━━━ RECORD EXCERPTS ━━━
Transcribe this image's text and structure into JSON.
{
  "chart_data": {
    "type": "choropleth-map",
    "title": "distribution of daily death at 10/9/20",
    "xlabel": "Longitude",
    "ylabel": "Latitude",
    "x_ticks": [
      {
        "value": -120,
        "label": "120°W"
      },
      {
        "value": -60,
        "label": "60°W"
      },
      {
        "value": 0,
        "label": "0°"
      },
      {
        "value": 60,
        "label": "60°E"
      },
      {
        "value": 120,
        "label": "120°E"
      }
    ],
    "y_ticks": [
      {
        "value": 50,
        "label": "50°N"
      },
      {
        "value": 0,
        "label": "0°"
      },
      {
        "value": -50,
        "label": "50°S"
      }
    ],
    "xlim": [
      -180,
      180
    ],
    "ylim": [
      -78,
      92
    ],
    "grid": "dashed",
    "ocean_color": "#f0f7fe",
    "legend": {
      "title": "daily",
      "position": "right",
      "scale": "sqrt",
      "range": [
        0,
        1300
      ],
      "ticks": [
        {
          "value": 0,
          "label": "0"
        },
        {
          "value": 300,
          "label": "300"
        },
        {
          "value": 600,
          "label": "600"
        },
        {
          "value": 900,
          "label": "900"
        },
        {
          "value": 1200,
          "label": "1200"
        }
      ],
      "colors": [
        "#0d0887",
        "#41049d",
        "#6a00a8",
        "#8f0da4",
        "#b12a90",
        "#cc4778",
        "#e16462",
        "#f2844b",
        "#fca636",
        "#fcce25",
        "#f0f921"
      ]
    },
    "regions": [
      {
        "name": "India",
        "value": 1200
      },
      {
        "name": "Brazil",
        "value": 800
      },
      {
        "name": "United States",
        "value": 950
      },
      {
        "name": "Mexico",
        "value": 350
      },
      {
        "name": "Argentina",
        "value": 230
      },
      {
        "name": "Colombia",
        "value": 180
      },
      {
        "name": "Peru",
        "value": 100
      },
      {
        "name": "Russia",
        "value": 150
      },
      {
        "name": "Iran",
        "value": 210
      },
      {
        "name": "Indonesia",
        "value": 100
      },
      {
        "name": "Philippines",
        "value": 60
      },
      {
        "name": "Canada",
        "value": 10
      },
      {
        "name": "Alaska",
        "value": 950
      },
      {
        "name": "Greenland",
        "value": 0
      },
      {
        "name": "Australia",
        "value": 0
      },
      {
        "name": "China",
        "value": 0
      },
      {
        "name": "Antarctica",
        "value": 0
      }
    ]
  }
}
━━━
WHAT NEEDS TO BE DONE → Write the whole listing out again. Keep every line exactly as it is.

EXERCISE ANSWER →
Transcribe this image's text and structure into JSON.
{
  "chart_data": {
    "type": "choropleth-map",
    "title": "distribution of daily death at 10/9/20",
    "xlabel": "Longitude",
    "ylabel": "Latitude",
    "x_ticks": [
      {
        "value": -120,
        "label": "120°W"
      },
      {
        "value": -60,
        "label": "60°W"
      },
      {
        "value": 0,
        "label": "0°"
      },
      {
        "value": 60,
        "label": "60°E"
      },
      {
        "value": 120,
        "label": "120°E"
      }
    ],
    "y_ticks": [
      {
        "value": 50,
        "label": "50°N"
      },
      {
        "value": 0,
        "label": "0°"
      },
      {
        "value": -50,
        "label": "50°S"
      }
    ],
    "xlim": [
      -180,
      180
    ],
    "ylim": [
      -78,
      92
    ],
    "grid": "dashed",
    "ocean_color": "#f0f7fe",
    "legend": {
      "title": "daily",
      "position": "right",
      "scale": "sqrt",
      "range": [
        0,
        1300
      ],
      "ticks": [
        {
          "value": 0,
          "label": "0"
        },
        {
          "value": 300,
          "label": "300"
        },
        {
          "value": 600,
          "label": "600"
        },
        {
          "value": 900,
          "label": "900"
        },
        {
          "value": 1200,
          "label": "1200"
        }
      ],
      "colors": [
        "#0d0887",
        "#41049d",
        "#6a00a8",
        "#8f0da4",
        "#b12a90",
        "#cc4778",
        "#e16462",
        "#f2844b",
        "#fca636",
        "#fcce25",
        "#f0f921"
      ]
    },
    "regions": [
      {
        "name": "India",
        "value": 1200
      },
      {
        "name": "Brazil",
        "value": 800
      },
      {
        "name": "United States",
        "value": 950
      },
      {
        "name": "Mexico",
        "value": 350
      },
      {
        "name": "Argentina",
        "value": 230
      },
      {
        "name": "Colombia",
        "value": 180
      },
      {
        "name": "Peru",
        "value": 100
      },
      {
        "name": "Russia",
        "value": 150
      },
      {
        "name": "Iran",
        "value": 210
      },
      {
        "name": "Indonesia",
        "value": 100
      },
      {
        "name": "Philippines",
        "value": 60
      },
      {
        "name": "Canada",
        "value": 10
      },
      {
        "name": "Alaska",
        "value": 950
      },
      {
        "name": "Greenland",
        "value": 0
      },
      {
        "name": "Australia",
        "value": 0
      },
      {
        "name": "China",
        "value": 0
      },
      {
        "name": "Antarctica",
        "value": 0
      }
    ]
  }
}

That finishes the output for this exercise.